• [EXERCISE GOAL]:
Update all the records by changing "sensitivity-point-marker" to "sensitivity-dot" and keep everything else the same. Leave the pictures out.
## START INFORMATION SHOWN
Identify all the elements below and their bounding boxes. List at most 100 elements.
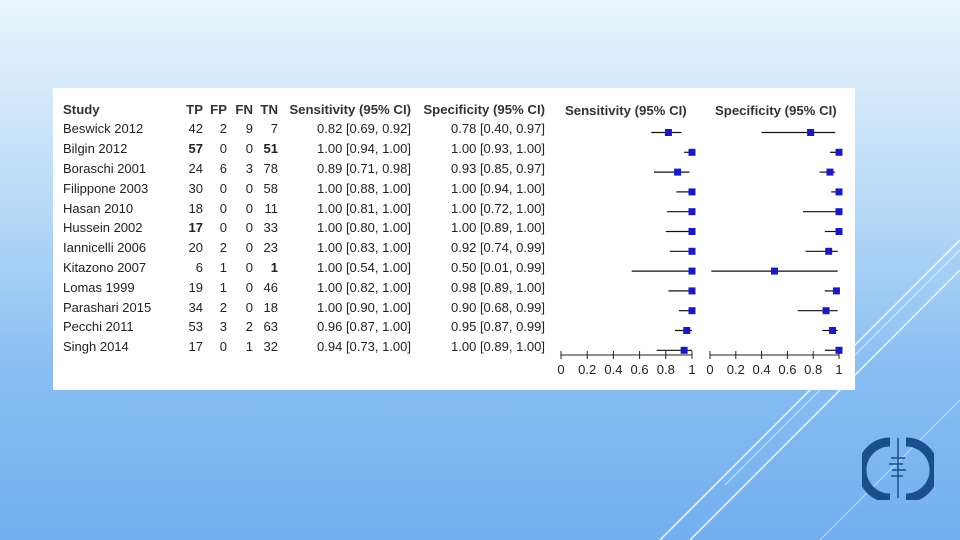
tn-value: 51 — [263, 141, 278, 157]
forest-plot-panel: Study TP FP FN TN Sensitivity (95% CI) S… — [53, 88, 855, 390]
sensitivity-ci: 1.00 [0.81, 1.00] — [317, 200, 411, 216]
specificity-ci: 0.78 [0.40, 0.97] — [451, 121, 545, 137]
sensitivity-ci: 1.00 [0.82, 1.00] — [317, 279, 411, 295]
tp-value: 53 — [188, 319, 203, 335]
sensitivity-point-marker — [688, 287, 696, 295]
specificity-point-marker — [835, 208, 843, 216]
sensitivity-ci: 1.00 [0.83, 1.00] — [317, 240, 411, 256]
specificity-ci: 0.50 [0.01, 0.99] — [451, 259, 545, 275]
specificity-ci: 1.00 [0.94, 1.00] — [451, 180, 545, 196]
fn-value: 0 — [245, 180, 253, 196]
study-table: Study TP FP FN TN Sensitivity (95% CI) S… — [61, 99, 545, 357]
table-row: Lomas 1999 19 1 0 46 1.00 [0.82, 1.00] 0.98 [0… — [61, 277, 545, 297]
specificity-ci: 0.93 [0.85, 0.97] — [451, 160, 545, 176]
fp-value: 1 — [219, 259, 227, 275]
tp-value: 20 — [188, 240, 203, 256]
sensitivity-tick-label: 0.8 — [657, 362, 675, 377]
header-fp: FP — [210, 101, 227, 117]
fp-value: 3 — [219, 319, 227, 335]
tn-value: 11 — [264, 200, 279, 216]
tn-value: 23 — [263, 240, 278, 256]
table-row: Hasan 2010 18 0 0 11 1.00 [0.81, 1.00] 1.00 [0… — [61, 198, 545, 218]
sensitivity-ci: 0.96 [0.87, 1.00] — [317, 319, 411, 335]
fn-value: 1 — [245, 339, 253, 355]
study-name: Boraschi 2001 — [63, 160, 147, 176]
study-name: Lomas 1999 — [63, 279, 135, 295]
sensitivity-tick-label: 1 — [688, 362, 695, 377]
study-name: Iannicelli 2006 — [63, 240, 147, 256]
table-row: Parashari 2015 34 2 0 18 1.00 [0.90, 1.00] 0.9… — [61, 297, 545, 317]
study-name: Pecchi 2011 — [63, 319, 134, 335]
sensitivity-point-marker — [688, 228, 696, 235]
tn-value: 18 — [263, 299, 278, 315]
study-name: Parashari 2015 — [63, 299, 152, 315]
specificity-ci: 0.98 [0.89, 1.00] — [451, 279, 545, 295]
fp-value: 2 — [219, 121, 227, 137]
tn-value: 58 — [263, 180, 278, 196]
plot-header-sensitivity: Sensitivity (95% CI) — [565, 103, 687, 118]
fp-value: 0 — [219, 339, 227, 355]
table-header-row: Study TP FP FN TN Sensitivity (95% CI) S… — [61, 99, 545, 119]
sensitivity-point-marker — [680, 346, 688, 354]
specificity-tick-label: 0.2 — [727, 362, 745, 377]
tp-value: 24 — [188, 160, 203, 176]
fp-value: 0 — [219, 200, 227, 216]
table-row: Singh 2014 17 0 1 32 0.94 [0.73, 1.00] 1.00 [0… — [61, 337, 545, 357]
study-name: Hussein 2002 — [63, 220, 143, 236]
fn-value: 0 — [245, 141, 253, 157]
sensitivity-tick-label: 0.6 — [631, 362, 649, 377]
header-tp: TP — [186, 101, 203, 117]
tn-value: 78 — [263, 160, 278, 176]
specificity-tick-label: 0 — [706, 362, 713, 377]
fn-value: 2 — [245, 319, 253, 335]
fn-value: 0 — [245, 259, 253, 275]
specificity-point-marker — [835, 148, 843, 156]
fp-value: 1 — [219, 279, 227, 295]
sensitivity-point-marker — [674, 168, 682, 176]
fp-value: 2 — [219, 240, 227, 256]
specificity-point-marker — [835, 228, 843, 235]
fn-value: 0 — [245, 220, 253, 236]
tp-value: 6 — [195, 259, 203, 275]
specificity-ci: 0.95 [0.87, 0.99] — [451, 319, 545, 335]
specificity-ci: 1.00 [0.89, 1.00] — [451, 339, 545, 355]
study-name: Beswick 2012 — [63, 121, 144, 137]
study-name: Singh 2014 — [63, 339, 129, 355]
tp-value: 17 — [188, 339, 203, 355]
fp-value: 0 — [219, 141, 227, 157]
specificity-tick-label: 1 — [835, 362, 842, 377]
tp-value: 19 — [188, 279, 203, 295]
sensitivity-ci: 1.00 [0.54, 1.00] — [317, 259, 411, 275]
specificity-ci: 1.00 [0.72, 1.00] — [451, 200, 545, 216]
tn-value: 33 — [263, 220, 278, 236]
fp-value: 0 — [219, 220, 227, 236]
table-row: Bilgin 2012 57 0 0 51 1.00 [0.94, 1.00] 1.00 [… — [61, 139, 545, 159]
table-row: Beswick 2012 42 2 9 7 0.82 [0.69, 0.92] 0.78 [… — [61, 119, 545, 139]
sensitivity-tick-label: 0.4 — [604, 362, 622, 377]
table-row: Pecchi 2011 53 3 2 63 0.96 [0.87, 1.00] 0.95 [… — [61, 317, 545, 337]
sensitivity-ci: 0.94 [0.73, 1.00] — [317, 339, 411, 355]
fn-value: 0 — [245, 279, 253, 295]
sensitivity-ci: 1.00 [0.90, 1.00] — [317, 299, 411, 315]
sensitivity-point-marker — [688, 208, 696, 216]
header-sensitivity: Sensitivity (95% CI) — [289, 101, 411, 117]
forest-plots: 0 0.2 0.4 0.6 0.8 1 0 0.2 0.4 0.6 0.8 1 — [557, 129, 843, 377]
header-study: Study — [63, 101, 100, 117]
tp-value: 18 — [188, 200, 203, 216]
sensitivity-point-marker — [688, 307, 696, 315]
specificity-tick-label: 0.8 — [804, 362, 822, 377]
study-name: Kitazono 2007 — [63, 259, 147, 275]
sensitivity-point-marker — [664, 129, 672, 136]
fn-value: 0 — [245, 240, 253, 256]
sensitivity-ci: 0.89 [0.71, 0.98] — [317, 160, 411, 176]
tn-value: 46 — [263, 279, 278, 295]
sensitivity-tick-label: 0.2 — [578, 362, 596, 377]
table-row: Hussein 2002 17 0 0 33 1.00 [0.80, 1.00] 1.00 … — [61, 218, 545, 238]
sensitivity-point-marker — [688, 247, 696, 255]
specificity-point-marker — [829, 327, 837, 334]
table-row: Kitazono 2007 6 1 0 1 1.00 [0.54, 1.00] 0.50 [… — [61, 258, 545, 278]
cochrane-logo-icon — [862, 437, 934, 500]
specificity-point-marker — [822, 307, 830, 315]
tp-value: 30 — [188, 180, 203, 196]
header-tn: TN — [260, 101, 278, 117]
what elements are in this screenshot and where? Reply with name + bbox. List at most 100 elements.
## END INFORMATION SHOWN
• [RESPONSE TO THIS EXERCISE]:
Identify all the elements below and their bounding boxes. List at most 100 elements.
tn-value: 51 — [263, 141, 278, 157]
forest-plot-panel: Study TP FP FN TN Sensitivity (95% CI) S… — [53, 88, 855, 390]
sensitivity-ci: 1.00 [0.81, 1.00] — [317, 200, 411, 216]
specificity-ci: 0.78 [0.40, 0.97] — [451, 121, 545, 137]
sensitivity-ci: 1.00 [0.82, 1.00] — [317, 279, 411, 295]
tp-value: 53 — [188, 319, 203, 335]
sensitivity-dot — [688, 287, 696, 295]
specificity-point-marker — [835, 208, 843, 216]
sensitivity-ci: 1.00 [0.83, 1.00] — [317, 240, 411, 256]
specificity-ci: 0.50 [0.01, 0.99] — [451, 259, 545, 275]
specificity-ci: 1.00 [0.94, 1.00] — [451, 180, 545, 196]
fn-value: 0 — [245, 180, 253, 196]
study-table: Study TP FP FN TN Sensitivity (95% CI) S… — [61, 99, 545, 357]
table-row: Lomas 1999 19 1 0 46 1.00 [0.82, 1.00] 0.98 [0… — [61, 277, 545, 297]
specificity-ci: 0.93 [0.85, 0.97] — [451, 160, 545, 176]
fp-value: 1 — [219, 259, 227, 275]
tp-value: 20 — [188, 240, 203, 256]
sensitivity-tick-label: 0.8 — [657, 362, 675, 377]
header-fp: FP — [210, 101, 227, 117]
fp-value: 3 — [219, 319, 227, 335]
tn-value: 11 — [264, 200, 279, 216]
tn-value: 23 — [263, 240, 278, 256]
table-row: Hasan 2010 18 0 0 11 1.00 [0.81, 1.00] 1.00 [0… — [61, 198, 545, 218]
sensitivity-ci: 0.96 [0.87, 1.00] — [317, 319, 411, 335]
fn-value: 1 — [245, 339, 253, 355]
study-name: Boraschi 2001 — [63, 160, 147, 176]
study-name: Lomas 1999 — [63, 279, 135, 295]
sensitivity-tick-label: 1 — [688, 362, 695, 377]
study-name: Iannicelli 2006 — [63, 240, 147, 256]
table-row: Parashari 2015 34 2 0 18 1.00 [0.90, 1.00] 0.9… — [61, 297, 545, 317]
study-name: Pecchi 2011 — [63, 319, 134, 335]
sensitivity-dot — [688, 228, 696, 235]
tn-value: 18 — [263, 299, 278, 315]
study-name: Parashari 2015 — [63, 299, 152, 315]
specificity-ci: 0.98 [0.89, 1.00] — [451, 279, 545, 295]
fp-value: 2 — [219, 121, 227, 137]
tn-value: 58 — [263, 180, 278, 196]
plot-header-sensitivity: Sensitivity (95% CI) — [565, 103, 687, 118]
fp-value: 0 — [219, 339, 227, 355]
table-header-row: Study TP FP FN TN Sensitivity (95% CI) S… — [61, 99, 545, 119]
sensitivity-dot — [680, 346, 688, 354]
specificity-tick-label: 0.2 — [727, 362, 745, 377]
tp-value: 24 — [188, 160, 203, 176]
fp-value: 0 — [219, 200, 227, 216]
table-row: Singh 2014 17 0 1 32 0.94 [0.73, 1.00] 1.00 [0… — [61, 337, 545, 357]
study-name: Hussein 2002 — [63, 220, 143, 236]
fn-value: 0 — [245, 141, 253, 157]
sensitivity-tick-label: 0.6 — [631, 362, 649, 377]
header-tp: TP — [186, 101, 203, 117]
tn-value: 78 — [263, 160, 278, 176]
specificity-tick-label: 0 — [706, 362, 713, 377]
fn-value: 2 — [245, 319, 253, 335]
fn-value: 0 — [245, 259, 253, 275]
specificity-point-marker — [835, 148, 843, 156]
fp-value: 1 — [219, 279, 227, 295]
sensitivity-dot — [674, 168, 682, 176]
fp-value: 2 — [219, 240, 227, 256]
specificity-point-marker — [835, 228, 843, 235]
fn-value: 0 — [245, 220, 253, 236]
tp-value: 6 — [195, 259, 203, 275]
specificity-ci: 0.95 [0.87, 0.99] — [451, 319, 545, 335]
specificity-ci: 1.00 [0.89, 1.00] — [451, 339, 545, 355]
study-name: Beswick 2012 — [63, 121, 144, 137]
study-name: Singh 2014 — [63, 339, 129, 355]
tp-value: 17 — [188, 339, 203, 355]
fp-value: 0 — [219, 141, 227, 157]
specificity-tick-label: 1 — [835, 362, 842, 377]
tp-value: 19 — [188, 279, 203, 295]
sensitivity-ci: 1.00 [0.54, 1.00] — [317, 259, 411, 275]
specificity-ci: 1.00 [0.72, 1.00] — [451, 200, 545, 216]
tn-value: 33 — [263, 220, 278, 236]
fp-value: 0 — [219, 220, 227, 236]
table-row: Bilgin 2012 57 0 0 51 1.00 [0.94, 1.00] 1.00 [… — [61, 139, 545, 159]
table-row: Beswick 2012 42 2 9 7 0.82 [0.69, 0.92] 0.78 [… — [61, 119, 545, 139]
sensitivity-tick-label: 0.4 — [604, 362, 622, 377]
table-row: Pecchi 2011 53 3 2 63 0.96 [0.87, 1.00] 0.95 [… — [61, 317, 545, 337]
sensitivity-ci: 0.94 [0.73, 1.00] — [317, 339, 411, 355]
fn-value: 0 — [245, 279, 253, 295]
sensitivity-ci: 1.00 [0.90, 1.00] — [317, 299, 411, 315]
sensitivity-dot — [688, 208, 696, 216]
header-sensitivity: Sensitivity (95% CI) — [289, 101, 411, 117]
forest-plots: 0 0.2 0.4 0.6 0.8 1 0 0.2 0.4 0.6 0.8 1 — [557, 129, 843, 377]
header-study: Study — [63, 101, 100, 117]
tp-value: 18 — [188, 200, 203, 216]
sensitivity-dot — [688, 307, 696, 315]
specificity-tick-label: 0.8 — [804, 362, 822, 377]
study-name: Kitazono 2007 — [63, 259, 147, 275]
sensitivity-dot — [664, 129, 672, 136]
fn-value: 0 — [245, 240, 253, 256]
sensitivity-ci: 0.89 [0.71, 0.98] — [317, 160, 411, 176]
tn-value: 46 — [263, 279, 278, 295]
sensitivity-tick-label: 0.2 — [578, 362, 596, 377]
table-row: Hussein 2002 17 0 0 33 1.00 [0.80, 1.00] 1.00 … — [61, 218, 545, 238]
sensitivity-dot — [688, 247, 696, 255]
specificity-point-marker — [829, 327, 837, 334]
table-row: Kitazono 2007 6 1 0 1 1.00 [0.54, 1.00] 0.50 [… — [61, 258, 545, 278]
cochrane-logo-icon — [862, 437, 934, 500]
specificity-point-marker — [822, 307, 830, 315]
tp-value: 30 — [188, 180, 203, 196]
header-tn: TN — [260, 101, 278, 117]
what elements are in this screenshot and where? Reply with name + bbox. List at most 100 elements.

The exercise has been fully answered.